>>>

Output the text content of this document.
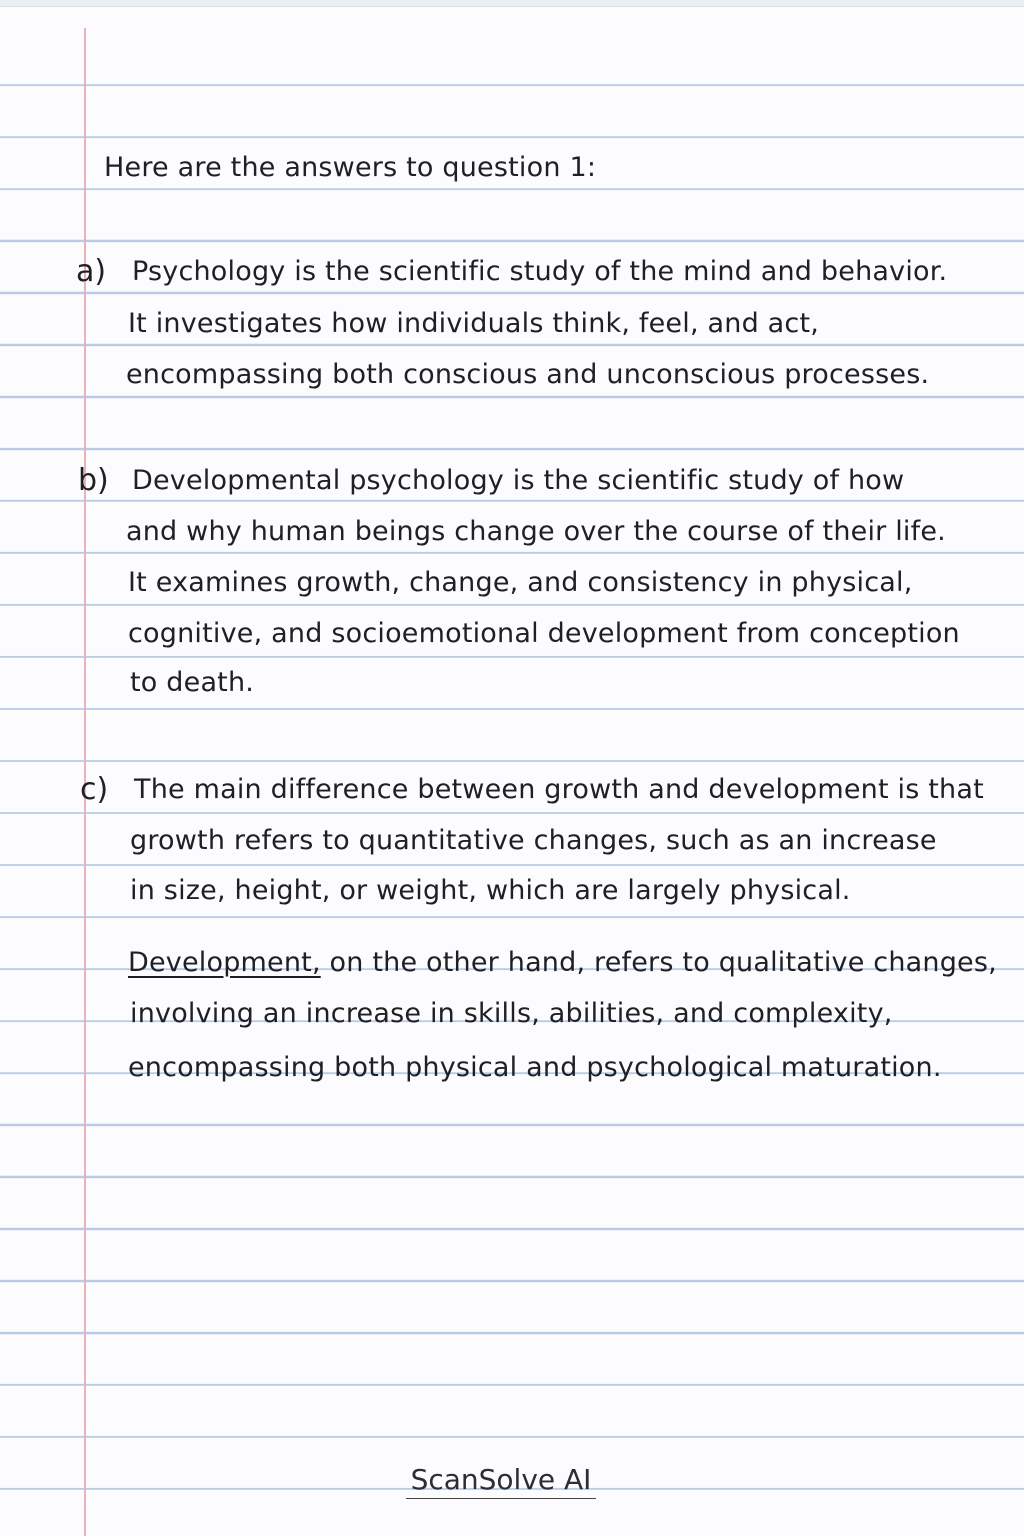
Here are the answers to question 1:
a) Psychology is the scientific study of the mind and behavior.
It investigates how individuals think, feel, and act,
encompassing both conscious and unconscious processes.
b) Developmental psychology is the scientific study of how
and why human beings change over the course of their life.
It examines growth, change, and consistency in physical,
cognitive, and socioemotional development from conception
to death.
c) The main difference between growth and development is that
growth refers to quantitative changes, such as an increase
in size, height, or weight, which are largely physical.
Development, on the other hand, refers to qualitative changes,
involving an increase in skills, abilities, and complexity,
encompassing both physical and psychological maturation.
ScanSolve AI
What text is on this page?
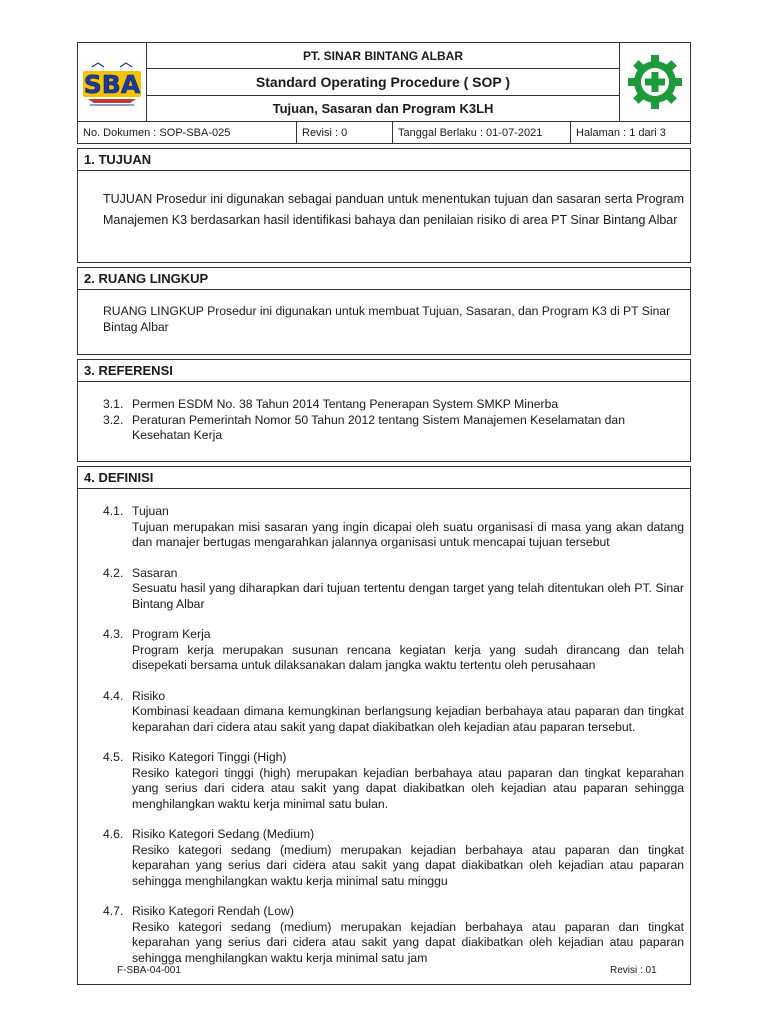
SBA
PT. SINAR BINTANG ALBAR
Standard Operating Procedure ( SOP )
Tujuan, Sasaran dan Program K3LH
No. Dokumen : SOP-SBA-025	Revisi : 0	Tanggal Berlaku : 01-07-2021	Halaman : 1 dari 3
1. TUJUAN
TUJUAN Prosedur ini digunakan sebagai panduan untuk menentukan tujuan dan sasaran serta Program Manajemen K3 berdasarkan hasil identifikasi bahaya dan penilaian risiko di area PT Sinar Bintang Albar
2. RUANG LINGKUP
RUANG LINGKUP Prosedur ini digunakan untuk membuat Tujuan, Sasaran, dan Program K3 di PT Sinar Bintag Albar
3. REFERENSI
3.1. Permen ESDM No. 38 Tahun 2014 Tentang Penerapan System SMKP Minerba
3.2. Peraturan Pemerintah Nomor 50 Tahun 2012 tentang Sistem Manajemen Keselamatan dan Kesehatan Kerja
4. DEFINISI
4.1. Tujuan
Tujuan merupakan misi sasaran yang ingin dicapai oleh suatu organisasi di masa yang akan datang dan manajer bertugas mengarahkan jalannya organisasi untuk mencapai tujuan tersebut
4.2. Sasaran
Sesuatu hasil yang diharapkan dari tujuan tertentu dengan target yang telah ditentukan oleh PT. Sinar Bintang Albar
4.3. Program Kerja
Program kerja merupakan susunan rencana kegiatan kerja yang sudah dirancang dan telah disepekati bersama untuk dilaksanakan dalam jangka waktu tertentu oleh perusahaan
4.4. Risiko
Kombinasi keadaan dimana kemungkinan berlangsung kejadian berbahaya atau paparan dan tingkat keparahan dari cidera atau sakit yang dapat diakibatkan oleh kejadian atau paparan tersebut.
4.5. Risiko Kategori Tinggi (High)
Resiko kategori tinggi (high) merupakan kejadian berbahaya atau paparan dan tingkat keparahan yang serius dari cidera atau sakit yang dapat diakibatkan oleh kejadian atau paparan sehingga menghilangkan waktu kerja minimal satu bulan.
4.6. Risiko Kategori Sedang (Medium)
Resiko kategori sedang (medium) merupakan kejadian berbahaya atau paparan dan tingkat keparahan yang serius dari cidera atau sakit yang dapat diakibatkan oleh kejadian atau paparan sehingga menghilangkan waktu kerja minimal satu minggu
4.7. Risiko Kategori Rendah (Low)
Resiko kategori sedang (medium) merupakan kejadian berbahaya atau paparan dan tingkat keparahan yang serius dari cidera atau sakit yang dapat diakibatkan oleh kejadian atau paparan sehingga menghilangkan waktu kerja minimal satu jam
F-SBA-04-001	Revisi : 01
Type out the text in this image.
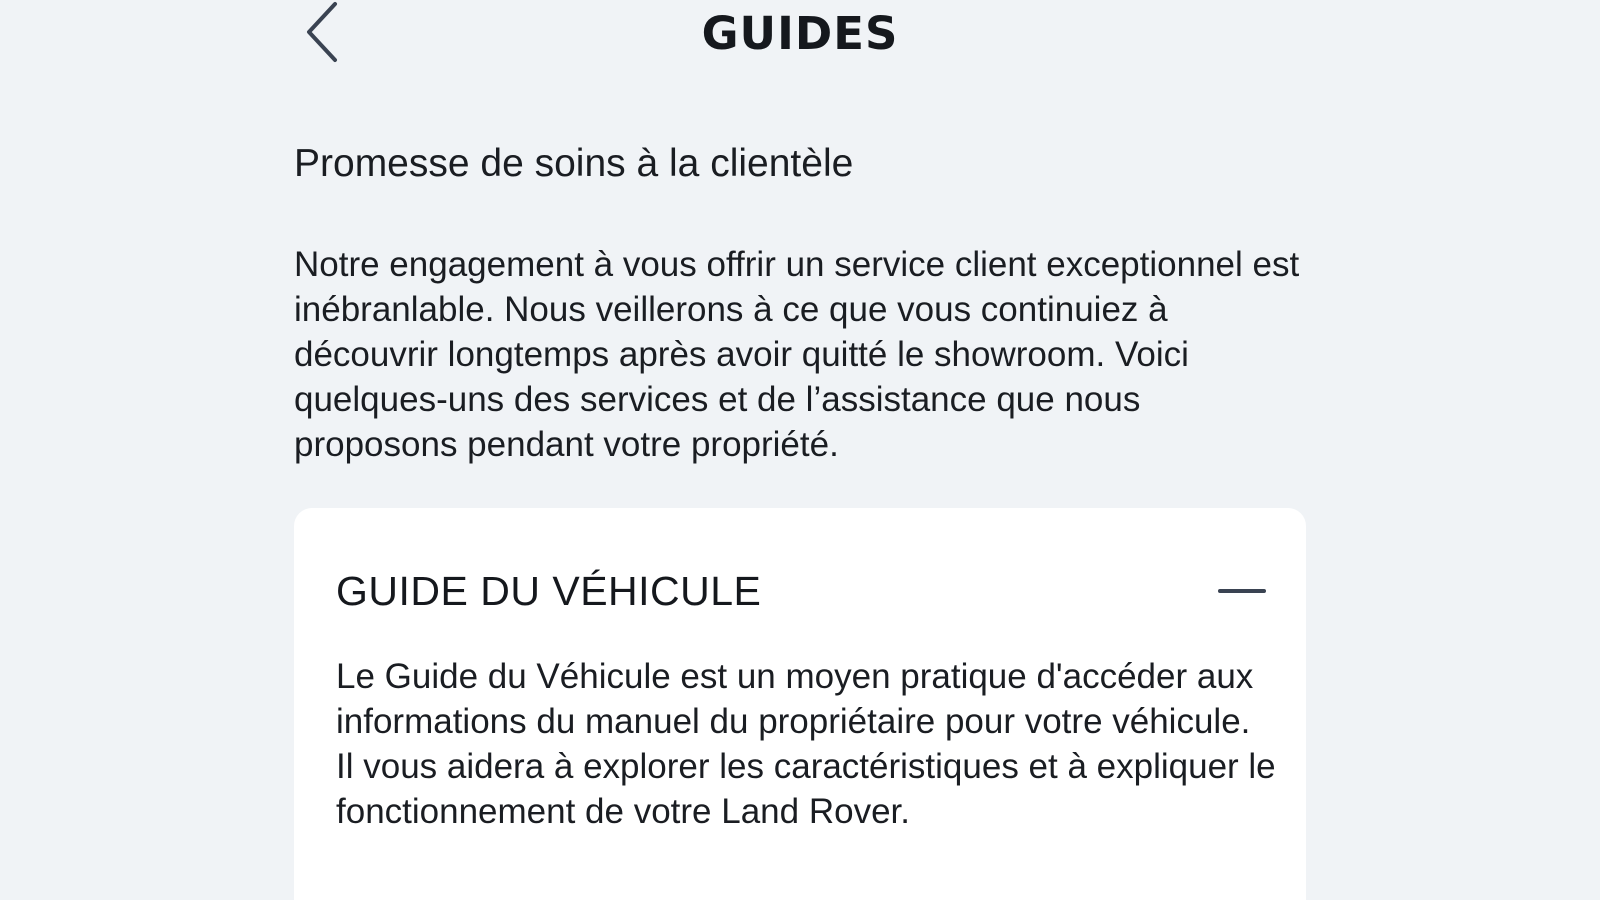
GUIDES
Promesse de soins à la clientèle
Notre engagement à vous offrir un service client exceptionnel est inébranlable. Nous veillerons à ce que vous continuiez à découvrir longtemps après avoir quitté le showroom. Voici quelques-uns des services et de l’assistance que nous proposons pendant votre propriété.
GUIDE DU VÉHICULE
Le Guide du Véhicule est un moyen pratique d'accéder aux informations du manuel du propriétaire pour votre véhicule. Il vous aidera à explorer les caractéristiques et à expliquer le fonctionnement de votre Land Rover.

<<<

## Exercise prompt
Leave out the pictures and copy the rest of the material above exactly.

## Solution for this problem
Output the text content of this document.
Here are the answers to question 1:
a) Psychology is the scientific study of the mind and behavior.
It investigates how individuals think, feel, and act,
encompassing both conscious and unconscious processes.
b) Developmental psychology is the scientific study of how
and why human beings change over the course of their life.
It examines growth, change, and consistency in physical,
cognitive, and socioemotional development from conception
to death.
c) The main difference between growth and development is that
growth refers to quantitative changes, such as an increase
in size, height, or weight, which are largely physical.
Development, on the other hand, refers to qualitative changes,
involving an increase in skills, abilities, and complexity,
encompassing both physical and psychological maturation.
ScanSolve AI
What text is on this page?
SBA
PT. SINAR BINTANG ALBAR
Standard Operating Procedure ( SOP )
Tujuan, Sasaran dan Program K3LH
No. Dokumen : SOP-SBA-025	Revisi : 0	Tanggal Berlaku : 01-07-2021	Halaman : 1 dari 3
1. TUJUAN
TUJUAN Prosedur ini digunakan sebagai panduan untuk menentukan tujuan dan sasaran serta Program Manajemen K3 berdasarkan hasil identifikasi bahaya dan penilaian risiko di area PT Sinar Bintang Albar
2. RUANG LINGKUP
RUANG LINGKUP Prosedur ini digunakan untuk membuat Tujuan, Sasaran, dan Program K3 di PT Sinar Bintag Albar
3. REFERENSI
3.1. Permen ESDM No. 38 Tahun 2014 Tentang Penerapan System SMKP Minerba
3.2. Peraturan Pemerintah Nomor 50 Tahun 2012 tentang Sistem Manajemen Keselamatan dan Kesehatan Kerja
4. DEFINISI
4.1. Tujuan
Tujuan merupakan misi sasaran yang ingin dicapai oleh suatu organisasi di masa yang akan datang dan manajer bertugas mengarahkan jalannya organisasi untuk mencapai tujuan tersebut
4.2. Sasaran
Sesuatu hasil yang diharapkan dari tujuan tertentu dengan target yang telah ditentukan oleh PT. Sinar Bintang Albar
4.3. Program Kerja
Program kerja merupakan susunan rencana kegiatan kerja yang sudah dirancang dan telah disepekati bersama untuk dilaksanakan dalam jangka waktu tertentu oleh perusahaan
4.4. Risiko
Kombinasi keadaan dimana kemungkinan berlangsung kejadian berbahaya atau paparan dan tingkat keparahan dari cidera atau sakit yang dapat diakibatkan oleh kejadian atau paparan tersebut.
4.5. Risiko Kategori Tinggi (High)
Resiko kategori tinggi (high) merupakan kejadian berbahaya atau paparan dan tingkat keparahan yang serius dari cidera atau sakit yang dapat diakibatkan oleh kejadian atau paparan sehingga menghilangkan waktu kerja minimal satu bulan.
4.6. Risiko Kategori Sedang (Medium)
Resiko kategori sedang (medium) merupakan kejadian berbahaya atau paparan dan tingkat keparahan yang serius dari cidera atau sakit yang dapat diakibatkan oleh kejadian atau paparan sehingga menghilangkan waktu kerja minimal satu minggu
4.7. Risiko Kategori Rendah (Low)
Resiko kategori sedang (medium) merupakan kejadian berbahaya atau paparan dan tingkat keparahan yang serius dari cidera atau sakit yang dapat diakibatkan oleh kejadian atau paparan sehingga menghilangkan waktu kerja minimal satu jam
F-SBA-04-001	Revisi : 01
Type out the text in this image.
GUIDES
Promesse de soins à la clientèle
Notre engagement à vous offrir un service client exceptionnel est inébranlable. Nous veillerons à ce que vous continuiez à découvrir longtemps après avoir quitté le showroom. Voici quelques-uns des services et de l’assistance que nous proposons pendant votre propriété.
GUIDE DU VÉHICULE
Le Guide du Véhicule est un moyen pratique d'accéder aux informations du manuel du propriétaire pour votre véhicule. Il vous aidera à explorer les caractéristiques et à expliquer le fonctionnement de votre Land Rover.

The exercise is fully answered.